Short exercise
Set out each line from the following listing that includes the word "JSON".

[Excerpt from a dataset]
┏━━
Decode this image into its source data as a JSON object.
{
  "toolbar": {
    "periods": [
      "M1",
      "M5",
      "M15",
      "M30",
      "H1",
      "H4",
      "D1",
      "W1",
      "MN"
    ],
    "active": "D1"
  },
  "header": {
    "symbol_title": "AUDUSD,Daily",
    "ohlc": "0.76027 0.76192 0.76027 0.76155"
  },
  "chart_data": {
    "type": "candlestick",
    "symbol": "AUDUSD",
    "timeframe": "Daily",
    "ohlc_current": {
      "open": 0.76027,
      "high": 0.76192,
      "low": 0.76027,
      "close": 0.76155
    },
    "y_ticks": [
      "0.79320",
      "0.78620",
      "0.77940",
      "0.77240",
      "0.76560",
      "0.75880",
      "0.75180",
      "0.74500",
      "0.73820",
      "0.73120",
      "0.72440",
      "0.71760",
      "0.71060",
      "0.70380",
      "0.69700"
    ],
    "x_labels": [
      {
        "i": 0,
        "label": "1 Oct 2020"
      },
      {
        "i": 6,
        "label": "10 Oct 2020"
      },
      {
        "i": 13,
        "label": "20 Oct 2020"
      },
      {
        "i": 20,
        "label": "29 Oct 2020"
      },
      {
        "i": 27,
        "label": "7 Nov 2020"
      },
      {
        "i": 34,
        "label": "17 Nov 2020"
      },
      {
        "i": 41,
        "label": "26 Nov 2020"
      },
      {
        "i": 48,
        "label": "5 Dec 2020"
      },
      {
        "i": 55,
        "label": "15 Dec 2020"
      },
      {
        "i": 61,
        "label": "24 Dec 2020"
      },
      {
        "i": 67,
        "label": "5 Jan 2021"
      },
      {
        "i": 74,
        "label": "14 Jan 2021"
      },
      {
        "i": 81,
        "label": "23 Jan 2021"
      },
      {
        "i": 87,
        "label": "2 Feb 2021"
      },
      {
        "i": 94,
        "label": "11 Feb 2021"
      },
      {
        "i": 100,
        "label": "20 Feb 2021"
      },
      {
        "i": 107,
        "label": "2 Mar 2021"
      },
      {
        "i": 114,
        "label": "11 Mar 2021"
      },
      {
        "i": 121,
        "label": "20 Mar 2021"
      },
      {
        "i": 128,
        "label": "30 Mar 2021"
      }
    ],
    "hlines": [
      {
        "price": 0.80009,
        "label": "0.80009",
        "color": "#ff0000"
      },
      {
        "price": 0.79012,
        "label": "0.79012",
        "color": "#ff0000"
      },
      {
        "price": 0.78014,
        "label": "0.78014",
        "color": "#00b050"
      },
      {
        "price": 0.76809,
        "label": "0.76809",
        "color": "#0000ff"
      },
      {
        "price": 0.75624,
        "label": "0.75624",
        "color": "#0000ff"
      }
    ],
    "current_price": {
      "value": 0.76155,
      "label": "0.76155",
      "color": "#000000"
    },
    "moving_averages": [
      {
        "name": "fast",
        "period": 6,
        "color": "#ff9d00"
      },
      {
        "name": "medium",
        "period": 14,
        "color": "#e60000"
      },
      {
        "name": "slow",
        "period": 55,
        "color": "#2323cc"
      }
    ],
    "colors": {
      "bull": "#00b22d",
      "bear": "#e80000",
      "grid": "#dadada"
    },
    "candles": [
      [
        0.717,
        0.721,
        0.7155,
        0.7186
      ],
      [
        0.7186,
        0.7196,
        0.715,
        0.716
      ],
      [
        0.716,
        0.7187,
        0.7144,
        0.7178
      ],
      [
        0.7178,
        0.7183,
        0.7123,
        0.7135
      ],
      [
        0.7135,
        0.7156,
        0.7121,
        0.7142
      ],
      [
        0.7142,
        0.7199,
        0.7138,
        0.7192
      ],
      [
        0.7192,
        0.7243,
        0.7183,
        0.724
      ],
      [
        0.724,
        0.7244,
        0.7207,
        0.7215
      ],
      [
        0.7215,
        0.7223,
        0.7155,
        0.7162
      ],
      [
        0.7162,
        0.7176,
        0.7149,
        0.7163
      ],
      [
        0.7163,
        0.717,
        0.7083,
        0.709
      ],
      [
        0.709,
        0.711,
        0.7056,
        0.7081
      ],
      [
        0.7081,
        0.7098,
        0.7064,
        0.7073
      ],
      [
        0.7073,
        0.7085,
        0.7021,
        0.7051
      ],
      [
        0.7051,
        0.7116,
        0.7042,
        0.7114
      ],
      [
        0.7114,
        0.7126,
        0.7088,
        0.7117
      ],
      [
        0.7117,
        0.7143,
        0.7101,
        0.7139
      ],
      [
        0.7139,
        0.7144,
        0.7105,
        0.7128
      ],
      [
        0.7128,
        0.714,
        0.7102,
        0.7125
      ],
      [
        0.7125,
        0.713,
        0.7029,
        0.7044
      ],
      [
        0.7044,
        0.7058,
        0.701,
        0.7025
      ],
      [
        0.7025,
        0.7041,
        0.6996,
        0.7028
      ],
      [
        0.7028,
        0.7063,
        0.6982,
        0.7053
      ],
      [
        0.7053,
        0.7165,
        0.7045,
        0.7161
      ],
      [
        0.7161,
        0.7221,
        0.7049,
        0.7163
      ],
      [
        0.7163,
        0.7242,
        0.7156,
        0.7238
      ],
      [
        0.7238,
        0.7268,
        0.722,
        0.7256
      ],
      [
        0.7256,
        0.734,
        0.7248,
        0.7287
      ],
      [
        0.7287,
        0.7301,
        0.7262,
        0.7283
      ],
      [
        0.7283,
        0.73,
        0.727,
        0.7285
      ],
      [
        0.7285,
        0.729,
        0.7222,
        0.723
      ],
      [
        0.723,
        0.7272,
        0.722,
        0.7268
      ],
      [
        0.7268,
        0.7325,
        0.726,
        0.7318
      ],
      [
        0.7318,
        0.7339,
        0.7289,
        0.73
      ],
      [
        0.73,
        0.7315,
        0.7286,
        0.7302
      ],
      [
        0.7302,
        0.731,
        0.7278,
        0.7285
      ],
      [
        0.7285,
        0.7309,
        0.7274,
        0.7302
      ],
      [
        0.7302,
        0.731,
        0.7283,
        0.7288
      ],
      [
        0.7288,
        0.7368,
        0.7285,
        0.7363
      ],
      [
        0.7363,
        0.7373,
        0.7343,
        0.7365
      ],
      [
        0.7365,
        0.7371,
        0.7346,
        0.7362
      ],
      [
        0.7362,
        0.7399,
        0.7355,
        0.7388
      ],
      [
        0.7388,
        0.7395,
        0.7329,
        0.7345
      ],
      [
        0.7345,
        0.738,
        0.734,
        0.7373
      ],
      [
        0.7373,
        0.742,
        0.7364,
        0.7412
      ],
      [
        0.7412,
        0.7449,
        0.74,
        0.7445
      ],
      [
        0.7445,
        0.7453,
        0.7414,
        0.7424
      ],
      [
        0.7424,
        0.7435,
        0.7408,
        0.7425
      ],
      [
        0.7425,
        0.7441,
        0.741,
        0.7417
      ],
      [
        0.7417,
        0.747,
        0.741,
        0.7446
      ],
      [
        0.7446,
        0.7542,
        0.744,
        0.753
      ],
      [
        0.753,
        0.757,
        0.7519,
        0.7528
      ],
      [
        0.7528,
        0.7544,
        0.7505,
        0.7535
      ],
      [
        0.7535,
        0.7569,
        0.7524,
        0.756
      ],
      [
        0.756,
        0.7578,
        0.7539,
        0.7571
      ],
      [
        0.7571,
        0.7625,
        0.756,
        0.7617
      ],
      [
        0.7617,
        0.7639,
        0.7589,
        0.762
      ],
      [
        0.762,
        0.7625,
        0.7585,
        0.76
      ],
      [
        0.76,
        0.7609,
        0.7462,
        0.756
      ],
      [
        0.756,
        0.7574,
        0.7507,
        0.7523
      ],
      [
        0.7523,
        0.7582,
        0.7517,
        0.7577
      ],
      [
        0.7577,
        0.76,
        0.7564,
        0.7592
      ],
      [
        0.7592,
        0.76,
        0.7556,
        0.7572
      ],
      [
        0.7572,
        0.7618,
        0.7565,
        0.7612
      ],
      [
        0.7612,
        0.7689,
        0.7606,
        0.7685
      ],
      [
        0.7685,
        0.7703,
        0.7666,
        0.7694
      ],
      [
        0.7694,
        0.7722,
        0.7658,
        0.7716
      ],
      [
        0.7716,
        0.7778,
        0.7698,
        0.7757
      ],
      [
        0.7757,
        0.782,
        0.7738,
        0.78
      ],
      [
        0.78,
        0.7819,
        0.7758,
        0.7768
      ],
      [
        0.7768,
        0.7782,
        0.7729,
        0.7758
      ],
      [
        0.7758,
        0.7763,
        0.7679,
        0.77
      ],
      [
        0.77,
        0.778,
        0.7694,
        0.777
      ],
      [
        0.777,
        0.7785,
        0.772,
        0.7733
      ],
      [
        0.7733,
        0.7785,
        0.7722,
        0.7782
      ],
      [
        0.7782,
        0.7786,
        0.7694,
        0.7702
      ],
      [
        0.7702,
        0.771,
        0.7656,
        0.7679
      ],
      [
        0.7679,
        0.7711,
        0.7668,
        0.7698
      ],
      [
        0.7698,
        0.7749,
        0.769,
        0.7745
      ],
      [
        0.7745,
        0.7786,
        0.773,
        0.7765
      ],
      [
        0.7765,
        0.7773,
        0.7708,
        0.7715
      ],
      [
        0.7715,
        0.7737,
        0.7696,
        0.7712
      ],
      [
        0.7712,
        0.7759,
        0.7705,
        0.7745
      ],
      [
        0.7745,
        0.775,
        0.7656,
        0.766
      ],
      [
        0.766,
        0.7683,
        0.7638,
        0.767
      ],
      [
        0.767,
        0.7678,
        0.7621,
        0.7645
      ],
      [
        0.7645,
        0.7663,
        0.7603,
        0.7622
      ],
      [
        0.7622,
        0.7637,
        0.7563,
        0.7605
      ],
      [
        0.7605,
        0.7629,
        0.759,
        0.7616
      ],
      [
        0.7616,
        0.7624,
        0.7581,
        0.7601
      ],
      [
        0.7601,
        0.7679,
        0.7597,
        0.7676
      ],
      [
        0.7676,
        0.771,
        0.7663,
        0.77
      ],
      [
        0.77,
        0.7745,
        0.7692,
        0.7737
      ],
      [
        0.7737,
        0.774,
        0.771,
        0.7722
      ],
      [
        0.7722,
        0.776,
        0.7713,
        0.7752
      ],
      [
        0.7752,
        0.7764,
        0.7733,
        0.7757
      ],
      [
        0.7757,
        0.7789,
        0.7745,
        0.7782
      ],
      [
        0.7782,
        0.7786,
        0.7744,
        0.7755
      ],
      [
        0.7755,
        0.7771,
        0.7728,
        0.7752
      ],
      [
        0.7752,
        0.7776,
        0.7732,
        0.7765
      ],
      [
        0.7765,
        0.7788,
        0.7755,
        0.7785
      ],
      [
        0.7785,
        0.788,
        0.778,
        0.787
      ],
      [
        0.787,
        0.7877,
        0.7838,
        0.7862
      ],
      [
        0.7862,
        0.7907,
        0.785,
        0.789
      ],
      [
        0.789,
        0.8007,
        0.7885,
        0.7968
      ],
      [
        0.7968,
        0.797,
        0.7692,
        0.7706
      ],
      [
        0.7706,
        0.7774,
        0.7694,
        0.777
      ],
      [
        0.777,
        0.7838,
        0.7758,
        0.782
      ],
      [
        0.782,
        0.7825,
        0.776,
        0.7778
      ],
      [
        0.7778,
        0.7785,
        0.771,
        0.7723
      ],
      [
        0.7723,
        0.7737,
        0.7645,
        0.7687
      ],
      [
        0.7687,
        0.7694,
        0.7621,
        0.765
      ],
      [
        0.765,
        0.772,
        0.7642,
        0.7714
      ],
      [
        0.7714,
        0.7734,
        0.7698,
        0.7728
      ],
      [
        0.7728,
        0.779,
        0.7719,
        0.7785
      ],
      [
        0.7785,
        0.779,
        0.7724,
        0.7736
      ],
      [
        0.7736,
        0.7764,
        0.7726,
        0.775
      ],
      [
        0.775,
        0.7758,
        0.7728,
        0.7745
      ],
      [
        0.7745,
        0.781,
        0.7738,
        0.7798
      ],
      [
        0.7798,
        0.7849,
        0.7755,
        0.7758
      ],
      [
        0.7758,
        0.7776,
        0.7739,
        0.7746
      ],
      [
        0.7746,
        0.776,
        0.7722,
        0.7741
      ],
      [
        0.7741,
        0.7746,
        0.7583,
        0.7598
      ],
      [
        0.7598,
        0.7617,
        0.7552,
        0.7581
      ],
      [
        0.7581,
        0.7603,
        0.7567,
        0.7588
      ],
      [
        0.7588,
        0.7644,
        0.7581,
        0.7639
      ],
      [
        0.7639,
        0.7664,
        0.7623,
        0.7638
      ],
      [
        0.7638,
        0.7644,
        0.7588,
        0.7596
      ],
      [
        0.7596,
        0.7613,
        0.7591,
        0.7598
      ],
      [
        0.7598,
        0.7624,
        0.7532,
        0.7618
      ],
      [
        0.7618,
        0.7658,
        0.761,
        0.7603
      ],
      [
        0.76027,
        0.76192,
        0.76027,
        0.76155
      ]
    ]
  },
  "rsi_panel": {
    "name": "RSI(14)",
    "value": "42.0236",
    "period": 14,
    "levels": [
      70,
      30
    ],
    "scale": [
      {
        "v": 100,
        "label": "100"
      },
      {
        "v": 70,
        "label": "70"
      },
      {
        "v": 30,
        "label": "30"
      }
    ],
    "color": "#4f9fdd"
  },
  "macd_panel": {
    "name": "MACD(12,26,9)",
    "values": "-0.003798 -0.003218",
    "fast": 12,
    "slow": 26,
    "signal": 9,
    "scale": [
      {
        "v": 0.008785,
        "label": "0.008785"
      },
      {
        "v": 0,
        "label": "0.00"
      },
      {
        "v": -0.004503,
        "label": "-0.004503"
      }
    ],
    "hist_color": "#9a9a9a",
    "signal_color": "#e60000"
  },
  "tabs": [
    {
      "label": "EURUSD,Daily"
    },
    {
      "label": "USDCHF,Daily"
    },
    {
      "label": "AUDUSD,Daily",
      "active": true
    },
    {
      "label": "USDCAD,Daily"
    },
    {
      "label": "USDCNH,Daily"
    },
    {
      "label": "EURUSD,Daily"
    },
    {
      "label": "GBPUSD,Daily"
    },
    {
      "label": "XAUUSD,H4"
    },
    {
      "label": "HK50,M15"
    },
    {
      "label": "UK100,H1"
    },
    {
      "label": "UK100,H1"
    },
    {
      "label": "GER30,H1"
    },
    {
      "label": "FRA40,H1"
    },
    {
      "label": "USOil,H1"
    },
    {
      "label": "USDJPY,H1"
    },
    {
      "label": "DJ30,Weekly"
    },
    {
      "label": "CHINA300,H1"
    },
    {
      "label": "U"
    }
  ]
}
┗━━
┏━━
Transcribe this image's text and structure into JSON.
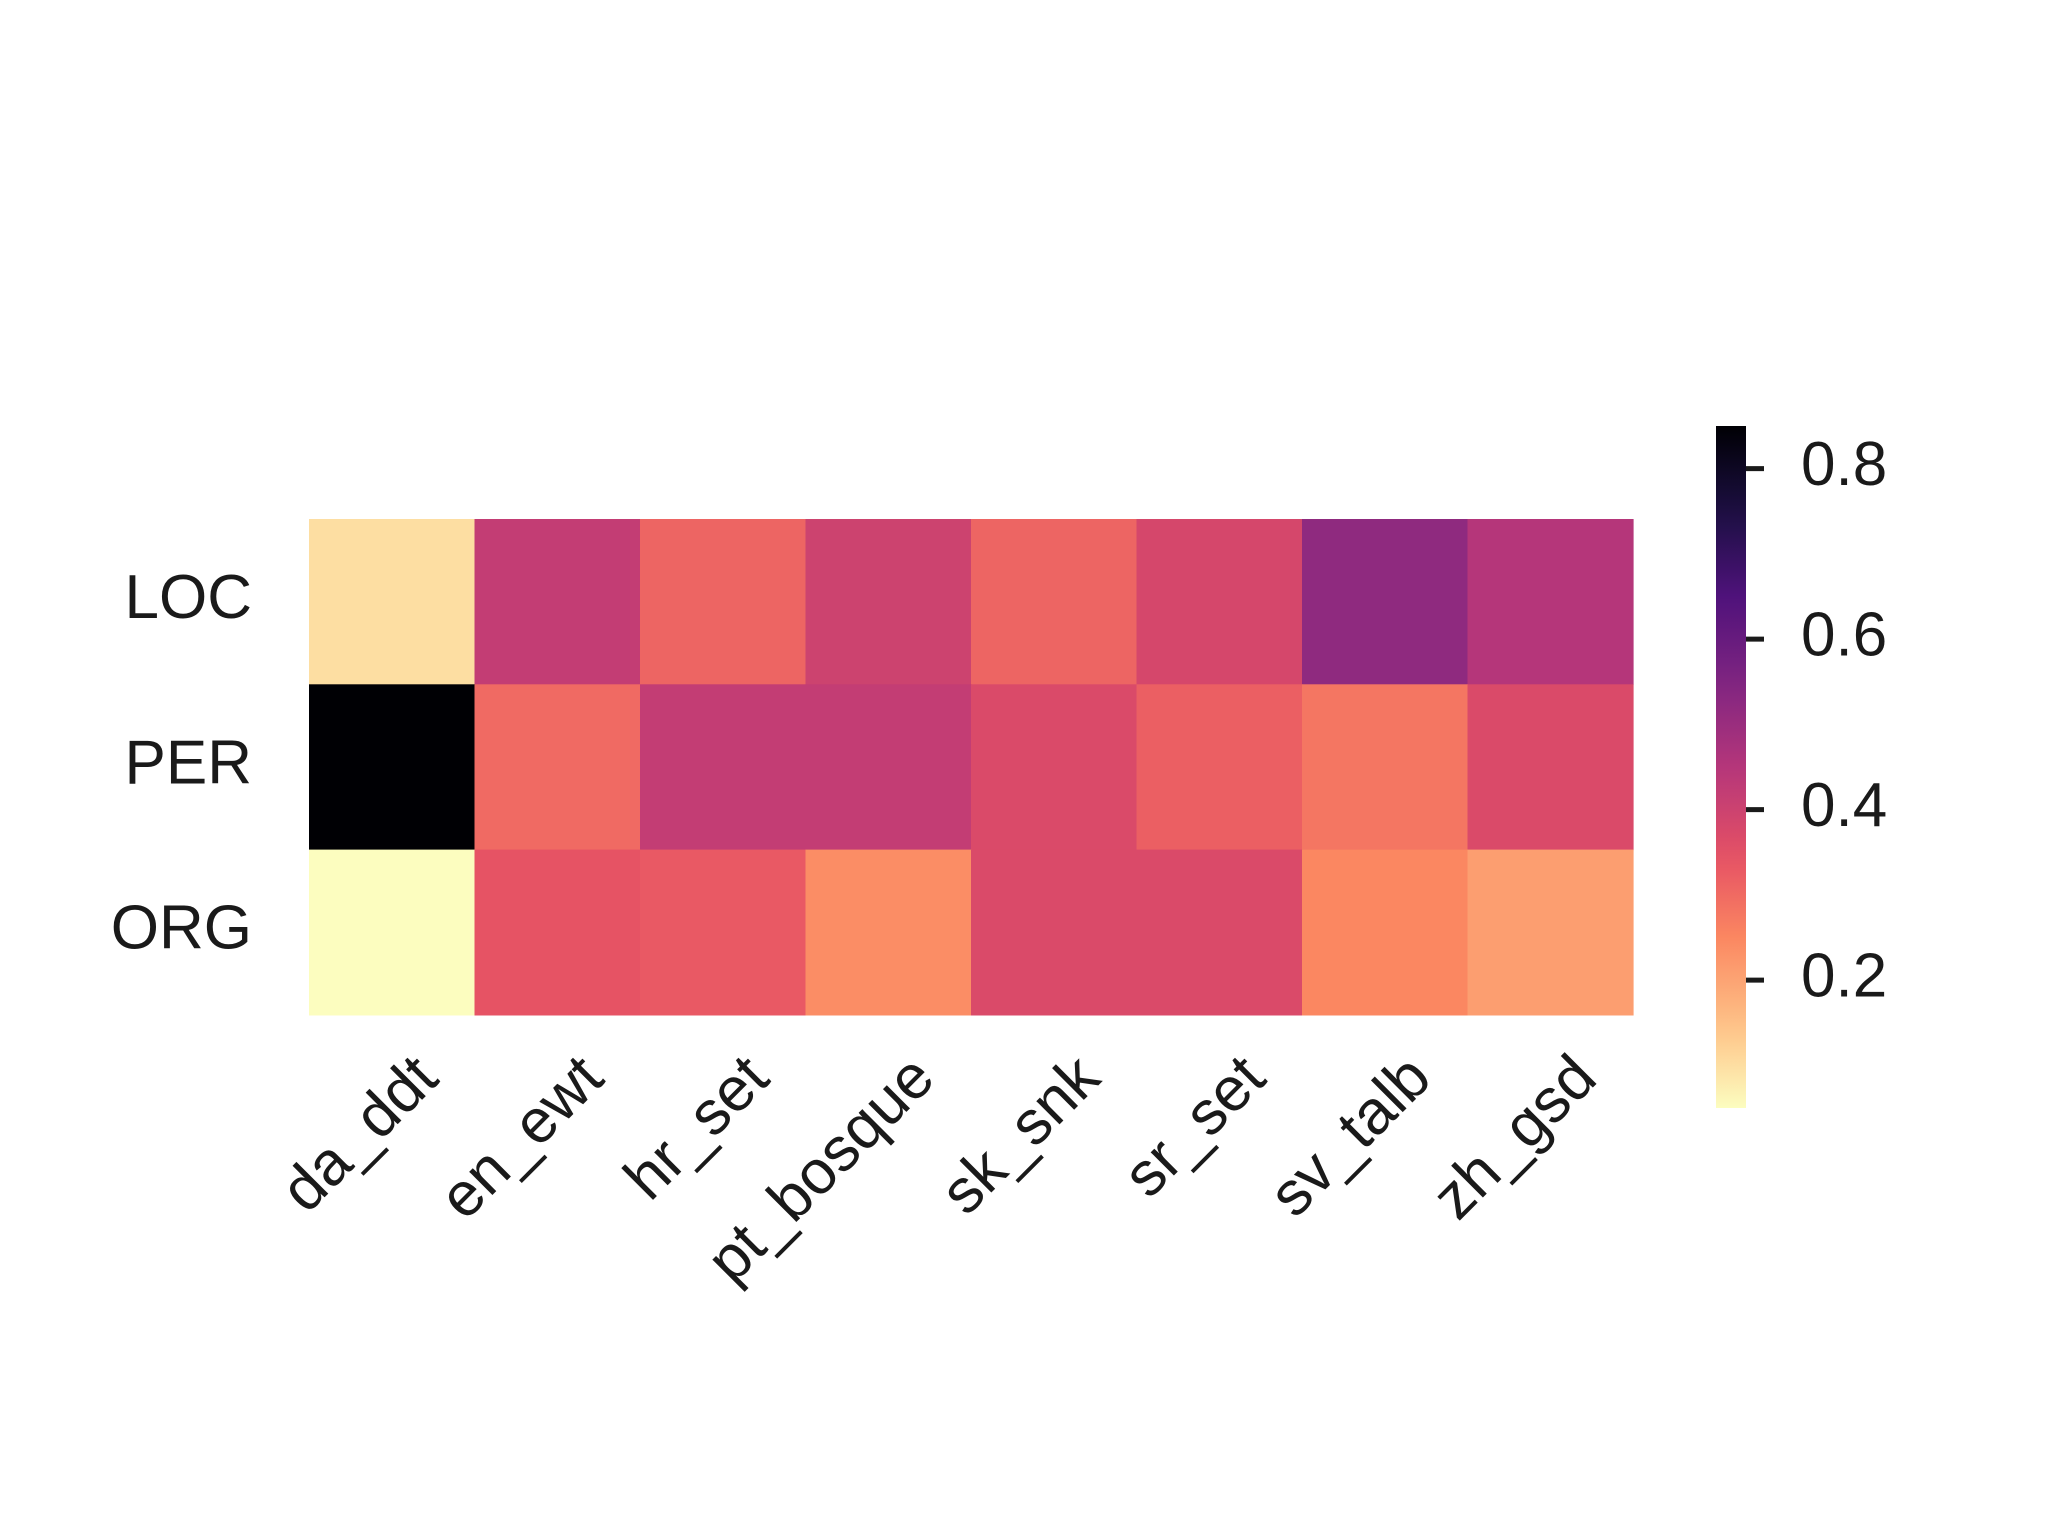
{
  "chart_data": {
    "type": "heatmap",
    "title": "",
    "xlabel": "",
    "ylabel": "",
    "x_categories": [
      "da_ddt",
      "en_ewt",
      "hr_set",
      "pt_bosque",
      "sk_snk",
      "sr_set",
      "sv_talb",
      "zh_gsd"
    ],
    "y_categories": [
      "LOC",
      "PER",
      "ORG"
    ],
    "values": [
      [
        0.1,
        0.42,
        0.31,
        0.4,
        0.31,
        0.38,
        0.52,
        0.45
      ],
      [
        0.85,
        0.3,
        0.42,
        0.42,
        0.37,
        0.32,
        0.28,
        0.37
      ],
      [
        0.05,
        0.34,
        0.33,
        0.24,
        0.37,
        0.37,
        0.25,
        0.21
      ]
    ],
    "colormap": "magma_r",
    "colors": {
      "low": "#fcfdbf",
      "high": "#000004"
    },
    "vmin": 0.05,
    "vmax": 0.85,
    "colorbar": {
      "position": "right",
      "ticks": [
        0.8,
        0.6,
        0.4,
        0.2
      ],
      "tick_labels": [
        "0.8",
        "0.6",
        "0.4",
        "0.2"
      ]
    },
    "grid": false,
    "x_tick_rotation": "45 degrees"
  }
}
┗━━
The solution
Decode this image into its source data as a JSON object.
Transcribe this image's text and structure into JSON.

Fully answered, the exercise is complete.